==== Given information
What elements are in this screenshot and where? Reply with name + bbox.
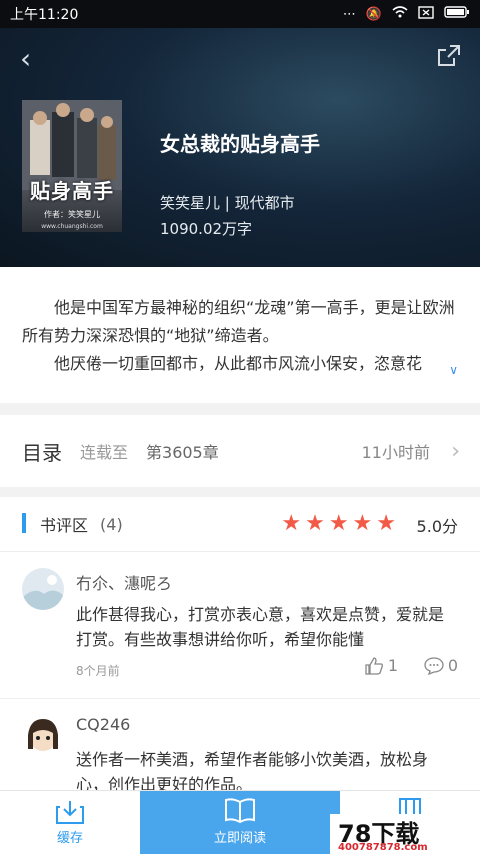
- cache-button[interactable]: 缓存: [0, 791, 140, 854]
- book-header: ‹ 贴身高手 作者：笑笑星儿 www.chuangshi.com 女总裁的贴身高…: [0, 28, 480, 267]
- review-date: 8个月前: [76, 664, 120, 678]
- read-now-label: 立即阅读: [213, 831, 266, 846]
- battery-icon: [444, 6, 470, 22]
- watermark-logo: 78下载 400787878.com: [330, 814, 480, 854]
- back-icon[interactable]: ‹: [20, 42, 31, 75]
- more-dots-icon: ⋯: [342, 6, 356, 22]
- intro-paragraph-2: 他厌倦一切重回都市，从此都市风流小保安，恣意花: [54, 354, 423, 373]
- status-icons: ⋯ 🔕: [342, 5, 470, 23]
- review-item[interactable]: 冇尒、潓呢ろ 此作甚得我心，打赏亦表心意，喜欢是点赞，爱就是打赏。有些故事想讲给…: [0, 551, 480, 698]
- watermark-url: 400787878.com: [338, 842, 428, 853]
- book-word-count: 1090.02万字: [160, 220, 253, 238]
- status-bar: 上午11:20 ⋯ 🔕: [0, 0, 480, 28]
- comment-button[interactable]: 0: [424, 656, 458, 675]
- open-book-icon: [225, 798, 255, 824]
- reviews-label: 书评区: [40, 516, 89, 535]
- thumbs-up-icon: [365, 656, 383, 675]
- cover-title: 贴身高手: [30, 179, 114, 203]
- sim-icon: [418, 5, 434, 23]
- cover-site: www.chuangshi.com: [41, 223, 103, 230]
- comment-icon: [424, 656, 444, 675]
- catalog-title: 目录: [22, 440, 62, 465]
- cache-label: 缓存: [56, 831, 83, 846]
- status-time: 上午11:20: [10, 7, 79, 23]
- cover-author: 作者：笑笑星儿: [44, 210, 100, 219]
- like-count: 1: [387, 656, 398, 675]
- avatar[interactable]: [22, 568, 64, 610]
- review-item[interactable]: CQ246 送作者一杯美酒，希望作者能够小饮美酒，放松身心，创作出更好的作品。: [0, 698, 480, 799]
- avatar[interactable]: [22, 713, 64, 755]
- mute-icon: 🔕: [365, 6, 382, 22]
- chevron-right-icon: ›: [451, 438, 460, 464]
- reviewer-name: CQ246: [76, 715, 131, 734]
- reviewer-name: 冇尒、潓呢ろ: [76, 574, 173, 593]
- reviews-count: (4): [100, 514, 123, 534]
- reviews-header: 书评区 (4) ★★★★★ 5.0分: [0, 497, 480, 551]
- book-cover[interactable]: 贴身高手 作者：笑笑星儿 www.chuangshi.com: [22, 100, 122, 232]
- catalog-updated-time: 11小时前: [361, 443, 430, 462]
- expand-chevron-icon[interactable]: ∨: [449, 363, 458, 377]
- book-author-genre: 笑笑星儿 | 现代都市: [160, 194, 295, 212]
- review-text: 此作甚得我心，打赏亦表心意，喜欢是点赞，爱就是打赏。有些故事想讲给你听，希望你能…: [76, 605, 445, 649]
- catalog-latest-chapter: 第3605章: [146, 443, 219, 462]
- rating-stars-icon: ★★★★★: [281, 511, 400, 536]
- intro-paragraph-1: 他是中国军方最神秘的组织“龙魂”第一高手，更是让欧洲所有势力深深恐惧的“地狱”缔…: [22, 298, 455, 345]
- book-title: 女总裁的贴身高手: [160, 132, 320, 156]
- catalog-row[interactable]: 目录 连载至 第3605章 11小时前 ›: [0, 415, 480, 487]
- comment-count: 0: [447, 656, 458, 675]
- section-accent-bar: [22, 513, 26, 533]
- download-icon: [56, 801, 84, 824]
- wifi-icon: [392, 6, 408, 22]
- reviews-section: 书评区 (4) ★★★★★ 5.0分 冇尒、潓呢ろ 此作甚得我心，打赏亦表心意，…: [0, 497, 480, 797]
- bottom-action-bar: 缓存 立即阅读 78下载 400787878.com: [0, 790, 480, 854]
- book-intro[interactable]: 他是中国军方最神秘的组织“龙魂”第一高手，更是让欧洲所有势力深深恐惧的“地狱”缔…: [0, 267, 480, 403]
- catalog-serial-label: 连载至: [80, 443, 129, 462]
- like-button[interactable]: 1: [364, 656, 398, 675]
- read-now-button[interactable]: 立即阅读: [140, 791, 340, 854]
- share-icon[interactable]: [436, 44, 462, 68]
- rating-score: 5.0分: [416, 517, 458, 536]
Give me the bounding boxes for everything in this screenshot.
========
# What to work on
Could you arrange the lines above as a JSON list of strings, one string per line, with blank lines dropped? Leave the picture out.

# Answer to the task
[
  "What elements are in this screenshot and where? Reply with name + bbox.",
  "- cache-button[interactable]: 缓存: [0, 791, 140, 854]",
  "- book-header: ‹ 贴身高手 作者：笑笑星儿 www.chuangshi.com 女总裁的贴身高…: [0, 28, 480, 267]",
  "- review-date: 8个月前: [76, 664, 120, 678]",
  "- read-now-label: 立即阅读: [213, 831, 266, 846]",
  "- battery-icon: [444, 6, 470, 22]",
  "- watermark-logo: 78下载 400787878.com: [330, 814, 480, 854]",
  "- back-icon[interactable]: ‹: [20, 42, 31, 75]",
  "- more-dots-icon: ⋯: [342, 6, 356, 22]",
  "- intro-paragraph-2: 他厌倦一切重回都市，从此都市风流小保安，恣意花: [54, 354, 423, 373]",
  "- status-icons: ⋯ 🔕: [342, 5, 470, 23]",
  "- review-item[interactable]: 冇尒、潓呢ろ 此作甚得我心，打赏亦表心意，喜欢是点赞，爱就是打赏。有些故事想讲给…: [0, 551, 480, 698]",
  "- watermark-url: 400787878.com: [338, 842, 428, 853]",
  "- book-word-count: 1090.02万字: [160, 220, 253, 238]",
  "- status-bar: 上午11:20 ⋯ 🔕: [0, 0, 480, 28]",
  "- comment-button[interactable]: 0: [424, 656, 458, 675]",
  "- open-book-icon: [225, 798, 255, 824]",
  "- reviews-label: 书评区: [40, 516, 89, 535]",
  "- thumbs-up-icon: [365, 656, 383, 675]",
  "- cover-title: 贴身高手: [30, 179, 114, 203]",
  "- sim-icon: [418, 5, 434, 23]",
  "- cover-site: www.chuangshi.com: [41, 223, 103, 230]",
  "- comment-icon: [424, 656, 444, 675]",
  "- catalog-title: 目录: [22, 440, 62, 465]",
  "- cache-label: 缓存: [56, 831, 83, 846]",
  "- status-time: 上午11:20: [10, 7, 79, 23]",
  "- cover-author: 作者：笑笑星儿: [44, 210, 100, 219]",
  "- like-count: 1: [387, 656, 398, 675]",
  "- avatar[interactable]: [22, 568, 64, 610]",
  "- review-item[interactable]: CQ246 送作者一杯美酒，希望作者能够小饮美酒，放松身心，创作出更好的作品。: [0, 698, 480, 799]",
  "- avatar[interactable]: [22, 713, 64, 755]",
  "- mute-icon: 🔕: [365, 6, 382, 22]",
  "- chevron-right-icon: ›: [451, 438, 460, 464]",
  "- reviewer-name: CQ246: [76, 715, 131, 734]",
  "- reviewer-name: 冇尒、潓呢ろ: [76, 574, 173, 593]",
  "- reviews-count: (4): [100, 514, 123, 534]",
  "- reviews-header: 书评区 (4) ★★★★★ 5.0分: [0, 497, 480, 551]",
  "- book-cover[interactable]: 贴身高手 作者：笑笑星儿 www.chuangshi.com: [22, 100, 122, 232]",
  "- catalog-updated-time: 11小时前: [361, 443, 430, 462]",
  "- expand-chevron-icon[interactable]: ∨: [449, 363, 458, 377]",
  "- book-author-genre: 笑笑星儿 | 现代都市: [160, 194, 295, 212]",
  "- review-text: 此作甚得我心，打赏亦表心意，喜欢是点赞，爱就是打赏。有些故事想讲给你听，希望你能…: [76, 605, 445, 649]",
  "- catalog-latest-chapter: 第3605章: [146, 443, 219, 462]",
  "- rating-stars-icon: ★★★★★: [281, 511, 400, 536]",
  "- intro-paragraph-1: 他是中国军方最神秘的组织“龙魂”第一高手，更是让欧洲所有势力深深恐惧的“地狱”缔…: [22, 298, 455, 345]",
  "- book-title: 女总裁的贴身高手: [160, 132, 320, 156]",
  "- catalog-row[interactable]: 目录 连载至 第3605章 11小时前 ›: [0, 415, 480, 487]",
  "- comment-count: 0: [447, 656, 458, 675]",
  "- section-accent-bar: [22, 513, 26, 533]",
  "- download-icon: [56, 801, 84, 824]",
  "- wifi-icon: [392, 6, 408, 22]",
  "- reviews-section: 书评区 (4) ★★★★★ 5.0分 冇尒、潓呢ろ 此作甚得我心，打赏亦表心意，…: [0, 497, 480, 797]",
  "- bottom-action-bar: 缓存 立即阅读 78下载 400787878.com: [0, 790, 480, 854]",
  "- book-intro[interactable]: 他是中国军方最神秘的组织“龙魂”第一高手，更是让欧洲所有势力深深恐惧的“地狱”缔…: [0, 267, 480, 403]",
  "- catalog-serial-label: 连载至: [80, 443, 129, 462]",
  "- like-button[interactable]: 1: [364, 656, 398, 675]",
  "- read-now-button[interactable]: 立即阅读: [140, 791, 340, 854]",
  "- share-icon[interactable]: [436, 44, 462, 68]",
  "- rating-score: 5.0分: [416, 517, 458, 536]",
  "Give me the bounding boxes for everything in this screenshot."
]